Task description> Extract each line bearing the word "JSON".

Extracted information>
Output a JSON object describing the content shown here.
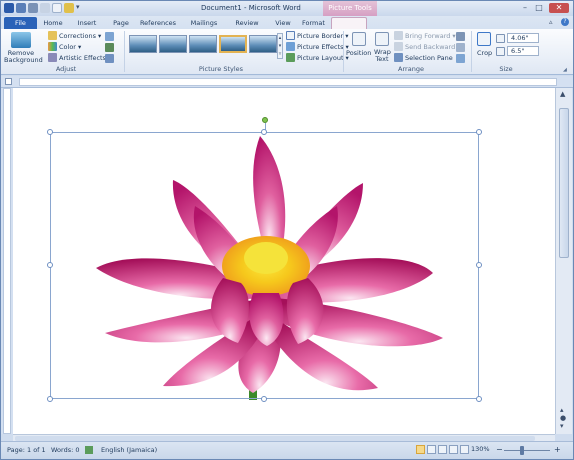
{
  "window": {
    "title": "Document1 - Microsoft Word",
    "context_group": "Picture Tools"
  },
  "tabs": [
    "File",
    "Home",
    "Insert",
    "Page Layout",
    "References",
    "Mailings",
    "Review",
    "View",
    "Format"
  ],
  "ribbon": {
    "remove_background": "Remove Background",
    "corrections": "Corrections",
    "color": "Color",
    "artistic_effects": "Artistic Effects",
    "adjust_label": "Adjust",
    "picture_styles_label": "Picture Styles",
    "picture_border": "Picture Border",
    "picture_effects": "Picture Effects",
    "picture_layout": "Picture Layout",
    "position": "Position",
    "wrap_text": "Wrap Text",
    "bring_forward": "Bring Forward",
    "send_backward": "Send Backward",
    "selection_pane": "Selection Pane",
    "arrange_label": "Arrange",
    "crop": "Crop",
    "height": "4.06\"",
    "width": "6.5\"",
    "size_label": "Size"
  },
  "status": {
    "page": "Page: 1 of 1",
    "words": "Words: 0",
    "language": "English (Jamaica)",
    "zoom": "130%"
  },
  "colors": {
    "file_tab": "#2a62b8",
    "context_tab": "#d69fc3",
    "petal_dark": "#b0125f",
    "petal_light": "#f6c7de",
    "stamen": "#f3c51c"
  }
}
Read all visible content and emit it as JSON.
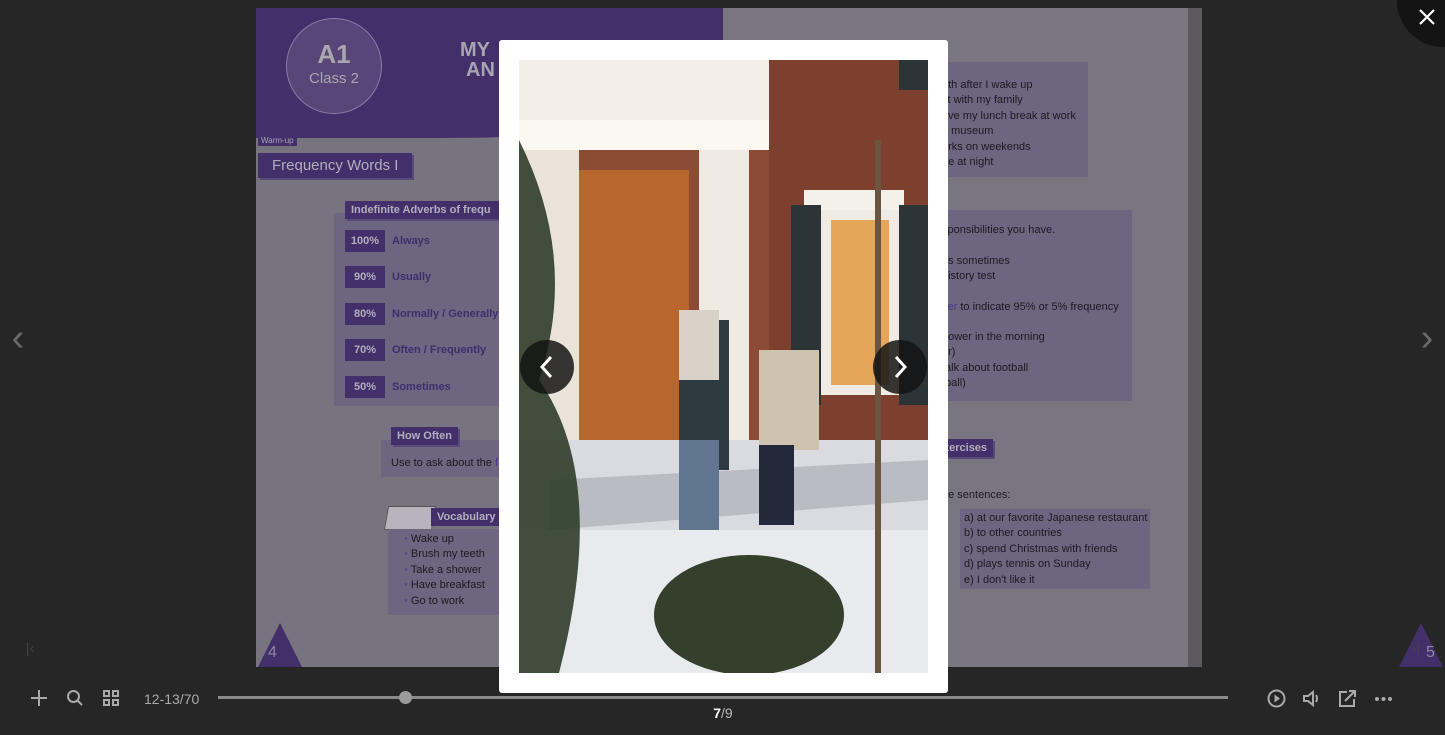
{
  "book": {
    "left_page": {
      "badge_level": "A1",
      "badge_class": "Class 2",
      "title_line1": "MY",
      "title_line2": "AN",
      "warmup_tag": "Warm-up",
      "section_title": "Frequency Words I",
      "adverbs_header": "Indefinite Adverbs of frequ",
      "adverbs": [
        {
          "pct": "100%",
          "label": "Always"
        },
        {
          "pct": "90%",
          "label": "Usually"
        },
        {
          "pct": "80%",
          "label": "Normally / Generally"
        },
        {
          "pct": "70%",
          "label": "Often / Frequently"
        },
        {
          "pct": "50%",
          "label": "Sometimes"
        }
      ],
      "how_often_label": "How Often",
      "how_often_text": "Use to ask about the ",
      "how_often_highlight": "f",
      "vocabulary_label": "Vocabulary",
      "vocabulary": [
        "Wake up",
        "Brush my teeth",
        "Take a shower",
        "Have breakfast",
        "Go to work"
      ],
      "page_number": "4"
    },
    "right_page": {
      "box1": [
        "eth after I wake up",
        "st with my family",
        "ave my lunch break at work",
        "e museum",
        "orks on weekends",
        "ee at night"
      ],
      "box2_line1": "sponsibilities you have.",
      "box2_lines_a": [
        "ds sometimes",
        "history test"
      ],
      "box2_highlight": "ver",
      "box2_rest": " to indicate 95% or 5% frequency",
      "box2_lines_b": [
        "hower in the morning",
        "er)",
        "talk about football",
        "tball)"
      ],
      "exercises_label": "xercises",
      "exercises_prompt": "he sentences:",
      "answers": [
        "a) at our favorite Japanese restaurant",
        "b) to other countries",
        "c) spend Christmas with friends",
        "d) plays tennis on Sunday",
        "e) I don't like it"
      ],
      "page_number": "5"
    }
  },
  "lightbox": {
    "current": "7",
    "total": "/9",
    "icons": {
      "prev": "chevron-left-icon",
      "next": "chevron-right-icon",
      "close": "close-icon"
    }
  },
  "toolbar": {
    "page_indicator": "12-13/70",
    "progress_fraction": 0.185,
    "icons": [
      "plus-icon",
      "search-icon",
      "grid-icon",
      "play-icon",
      "volume-icon",
      "share-icon",
      "more-icon"
    ]
  },
  "colors": {
    "accent": "#43306b",
    "background": "#262626"
  }
}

Output>
Output a JSON object describing the content shown here.
Read all visible content and emit it as JSON.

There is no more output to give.